→ **Reading passage**
======

Look at the numbers involved in AI cloud investment and data center buildout, and the stats are astonishing. The Magnificent 7 tech companies – the biggest tech giants in the world – have collectively invested more than $100 billion in data centers and other infrastructure in the last three months alone. The majority of that comes from four of the seven: Microsoft, Meta, Amazon, and Alphabet.
That spending is having an outsized effect on the economy. Jens Nordvig, the founder of Exante Data, believes that total spending on AI could account for 2% of U.S. GDP this year, based on projections and planned projects.
Good for investors, but is it good for capex?
The kinds of eye-watering sums involved are good news for tech investors, shareholders in those Magnificent 7 firms, and plenty of others. The people leading those companies are making it clear they think it’s necessary. “It’s essential infrastructure,” said Jensen Huang, in Nvidia’s Q1 earnings call in May. “We’re clearly in the beginning of the buildout of this infrastructure.” But the massive interest in data centers is having other knock-on effects beyond making big tech companies even bigger. It’s reshaping how we think about the sectors and components that make those data centers work.
“The central problem today in AI is compute power, and the energy required is getting out of hand,” says Subramanian Iyer, distinguished professor at the Henry Samueli School of Engineering at UCLA, in an interview with Tom's Hardware Premium. Lots has been written about the energy impact of these large data centers, with some companies even starting to consider small modular reactor technology that would power them using nuclear. “That tells you how serious the power problem is,” Iyer says.

======

→ **Exercise inputs**
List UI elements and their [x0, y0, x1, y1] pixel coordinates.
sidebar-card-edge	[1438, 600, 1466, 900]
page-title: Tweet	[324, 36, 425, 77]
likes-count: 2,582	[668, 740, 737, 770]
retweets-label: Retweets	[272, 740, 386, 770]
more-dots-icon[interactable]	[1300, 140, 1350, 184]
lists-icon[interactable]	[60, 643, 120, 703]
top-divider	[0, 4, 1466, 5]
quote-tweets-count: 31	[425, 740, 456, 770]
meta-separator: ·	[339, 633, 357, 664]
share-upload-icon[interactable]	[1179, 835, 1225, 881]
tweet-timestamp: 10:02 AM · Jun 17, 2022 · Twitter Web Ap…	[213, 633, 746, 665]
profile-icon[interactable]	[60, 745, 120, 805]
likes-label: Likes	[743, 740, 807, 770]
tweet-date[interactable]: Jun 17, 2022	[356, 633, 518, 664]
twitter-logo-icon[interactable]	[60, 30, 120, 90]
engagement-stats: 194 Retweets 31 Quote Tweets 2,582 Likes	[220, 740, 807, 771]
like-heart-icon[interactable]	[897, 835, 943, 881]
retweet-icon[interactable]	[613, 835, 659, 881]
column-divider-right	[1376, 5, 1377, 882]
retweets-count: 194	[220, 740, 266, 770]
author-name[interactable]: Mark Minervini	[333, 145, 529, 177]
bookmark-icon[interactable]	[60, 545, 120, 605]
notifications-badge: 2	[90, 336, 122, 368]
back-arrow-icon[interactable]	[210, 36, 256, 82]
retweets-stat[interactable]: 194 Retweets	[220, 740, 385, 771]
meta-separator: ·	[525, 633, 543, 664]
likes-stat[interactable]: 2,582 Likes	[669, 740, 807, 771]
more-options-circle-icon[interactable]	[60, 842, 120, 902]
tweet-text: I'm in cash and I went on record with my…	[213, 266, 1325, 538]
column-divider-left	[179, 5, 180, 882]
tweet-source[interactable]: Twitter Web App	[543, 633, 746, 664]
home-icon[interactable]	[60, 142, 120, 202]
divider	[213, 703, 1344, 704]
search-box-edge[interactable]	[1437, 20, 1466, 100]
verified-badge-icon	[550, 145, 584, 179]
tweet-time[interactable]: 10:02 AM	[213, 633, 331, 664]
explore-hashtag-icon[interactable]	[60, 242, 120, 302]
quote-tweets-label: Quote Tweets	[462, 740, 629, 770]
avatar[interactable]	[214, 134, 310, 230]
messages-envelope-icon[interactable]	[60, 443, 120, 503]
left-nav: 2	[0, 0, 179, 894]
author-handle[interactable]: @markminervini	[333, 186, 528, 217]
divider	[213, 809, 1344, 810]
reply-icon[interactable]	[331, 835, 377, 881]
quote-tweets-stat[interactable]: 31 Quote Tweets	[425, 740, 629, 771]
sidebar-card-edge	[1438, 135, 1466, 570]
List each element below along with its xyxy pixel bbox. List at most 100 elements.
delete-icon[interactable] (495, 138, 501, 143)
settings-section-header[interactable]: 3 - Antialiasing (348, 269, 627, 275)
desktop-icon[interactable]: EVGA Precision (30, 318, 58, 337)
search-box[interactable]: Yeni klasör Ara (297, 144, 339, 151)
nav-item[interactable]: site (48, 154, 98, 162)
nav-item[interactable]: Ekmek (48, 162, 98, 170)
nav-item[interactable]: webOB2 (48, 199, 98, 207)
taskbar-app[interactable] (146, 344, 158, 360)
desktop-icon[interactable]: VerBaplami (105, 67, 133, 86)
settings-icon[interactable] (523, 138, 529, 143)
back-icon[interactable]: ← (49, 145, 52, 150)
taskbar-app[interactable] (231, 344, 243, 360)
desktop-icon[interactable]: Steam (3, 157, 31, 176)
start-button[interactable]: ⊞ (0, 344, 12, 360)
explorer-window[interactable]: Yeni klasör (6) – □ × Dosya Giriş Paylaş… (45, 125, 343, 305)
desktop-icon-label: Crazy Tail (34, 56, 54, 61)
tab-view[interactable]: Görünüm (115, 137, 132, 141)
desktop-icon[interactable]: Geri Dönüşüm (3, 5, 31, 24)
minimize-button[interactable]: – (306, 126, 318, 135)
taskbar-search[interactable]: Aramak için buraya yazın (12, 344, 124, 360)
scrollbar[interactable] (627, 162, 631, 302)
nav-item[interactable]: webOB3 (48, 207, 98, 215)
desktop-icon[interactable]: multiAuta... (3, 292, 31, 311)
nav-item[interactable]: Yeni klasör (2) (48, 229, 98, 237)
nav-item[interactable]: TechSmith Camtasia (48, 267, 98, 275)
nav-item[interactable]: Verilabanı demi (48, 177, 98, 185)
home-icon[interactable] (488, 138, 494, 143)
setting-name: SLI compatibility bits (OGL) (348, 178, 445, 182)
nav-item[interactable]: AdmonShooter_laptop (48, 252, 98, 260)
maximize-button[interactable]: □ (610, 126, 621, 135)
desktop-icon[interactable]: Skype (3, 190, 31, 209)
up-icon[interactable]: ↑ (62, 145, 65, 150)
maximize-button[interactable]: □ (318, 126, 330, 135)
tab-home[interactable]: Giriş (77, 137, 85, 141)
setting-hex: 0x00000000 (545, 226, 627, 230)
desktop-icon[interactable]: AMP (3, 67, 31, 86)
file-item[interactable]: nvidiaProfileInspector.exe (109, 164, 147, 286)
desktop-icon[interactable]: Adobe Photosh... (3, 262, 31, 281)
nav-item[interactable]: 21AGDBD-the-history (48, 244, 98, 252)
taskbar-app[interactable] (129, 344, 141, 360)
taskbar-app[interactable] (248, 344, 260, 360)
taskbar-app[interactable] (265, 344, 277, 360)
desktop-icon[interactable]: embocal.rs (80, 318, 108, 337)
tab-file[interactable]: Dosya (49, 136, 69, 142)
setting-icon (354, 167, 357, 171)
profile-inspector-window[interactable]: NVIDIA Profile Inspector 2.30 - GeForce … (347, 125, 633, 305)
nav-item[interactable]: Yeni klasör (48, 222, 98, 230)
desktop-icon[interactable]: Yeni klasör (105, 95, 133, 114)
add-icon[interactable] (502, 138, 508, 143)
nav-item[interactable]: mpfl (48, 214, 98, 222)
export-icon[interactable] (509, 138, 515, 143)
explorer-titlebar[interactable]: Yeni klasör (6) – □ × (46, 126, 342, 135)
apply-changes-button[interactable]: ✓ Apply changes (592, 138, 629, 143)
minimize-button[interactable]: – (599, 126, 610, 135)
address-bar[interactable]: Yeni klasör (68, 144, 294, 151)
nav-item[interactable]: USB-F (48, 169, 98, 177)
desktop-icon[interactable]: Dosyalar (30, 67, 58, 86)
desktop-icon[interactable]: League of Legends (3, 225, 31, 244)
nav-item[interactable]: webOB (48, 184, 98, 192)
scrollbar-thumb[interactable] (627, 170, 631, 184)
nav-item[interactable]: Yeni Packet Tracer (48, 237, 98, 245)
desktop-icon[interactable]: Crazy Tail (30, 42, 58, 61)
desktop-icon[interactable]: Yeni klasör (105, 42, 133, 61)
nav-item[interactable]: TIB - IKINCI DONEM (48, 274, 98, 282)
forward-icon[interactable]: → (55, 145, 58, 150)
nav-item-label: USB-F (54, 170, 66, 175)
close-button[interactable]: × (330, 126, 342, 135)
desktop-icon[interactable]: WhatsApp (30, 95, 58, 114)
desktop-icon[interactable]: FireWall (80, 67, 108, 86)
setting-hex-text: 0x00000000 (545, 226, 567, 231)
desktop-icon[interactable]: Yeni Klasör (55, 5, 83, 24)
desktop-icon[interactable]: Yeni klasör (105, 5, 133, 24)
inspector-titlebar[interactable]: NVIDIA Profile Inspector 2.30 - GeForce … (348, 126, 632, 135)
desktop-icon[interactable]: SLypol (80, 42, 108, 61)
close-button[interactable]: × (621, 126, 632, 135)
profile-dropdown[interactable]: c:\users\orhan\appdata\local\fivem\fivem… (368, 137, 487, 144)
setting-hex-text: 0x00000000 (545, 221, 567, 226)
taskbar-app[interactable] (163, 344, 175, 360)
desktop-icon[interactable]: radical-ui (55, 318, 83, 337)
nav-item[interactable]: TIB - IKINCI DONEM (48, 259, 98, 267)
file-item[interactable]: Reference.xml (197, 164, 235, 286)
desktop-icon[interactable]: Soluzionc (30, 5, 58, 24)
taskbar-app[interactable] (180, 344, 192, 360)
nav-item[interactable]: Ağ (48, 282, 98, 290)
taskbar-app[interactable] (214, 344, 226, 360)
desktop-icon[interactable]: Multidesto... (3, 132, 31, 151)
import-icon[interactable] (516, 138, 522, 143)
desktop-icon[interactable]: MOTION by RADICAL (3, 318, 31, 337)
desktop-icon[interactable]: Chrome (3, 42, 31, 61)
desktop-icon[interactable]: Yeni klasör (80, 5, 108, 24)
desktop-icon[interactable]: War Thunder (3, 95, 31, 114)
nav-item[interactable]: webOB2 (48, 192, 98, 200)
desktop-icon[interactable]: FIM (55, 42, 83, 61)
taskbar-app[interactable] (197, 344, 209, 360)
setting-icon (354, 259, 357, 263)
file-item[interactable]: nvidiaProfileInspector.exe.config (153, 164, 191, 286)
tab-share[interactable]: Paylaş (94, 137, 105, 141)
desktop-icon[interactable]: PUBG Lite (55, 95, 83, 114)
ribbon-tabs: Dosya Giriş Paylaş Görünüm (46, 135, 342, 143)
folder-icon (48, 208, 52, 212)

======

→ **Complete the following**
1: Write out the part of the passage on AI data center spending that opens with the words containing "That spending is" and closes with "good for capex?".
2: Repeat the records from their first line through the line containing "740, 456, 770]", including both of those lines.

→ **Exercise responses**
1:
That spending is having an outsized effect on the economy. Jens Nordvig, the founder of Exante Data, believes that total spending on AI could account for 2% of U.S. GDP this year, based on projections and planned projects.
Good for investors, but is it good for capex?

2:
List UI elements and their [x0, y0, x1, y1] pixel coordinates.
sidebar-card-edge	[1438, 600, 1466, 900]
page-title: Tweet	[324, 36, 425, 77]
likes-count: 2,582	[668, 740, 737, 770]
retweets-label: Retweets	[272, 740, 386, 770]
more-dots-icon[interactable]	[1300, 140, 1350, 184]
lists-icon[interactable]	[60, 643, 120, 703]
top-divider	[0, 4, 1466, 5]
quote-tweets-count: 31	[425, 740, 456, 770]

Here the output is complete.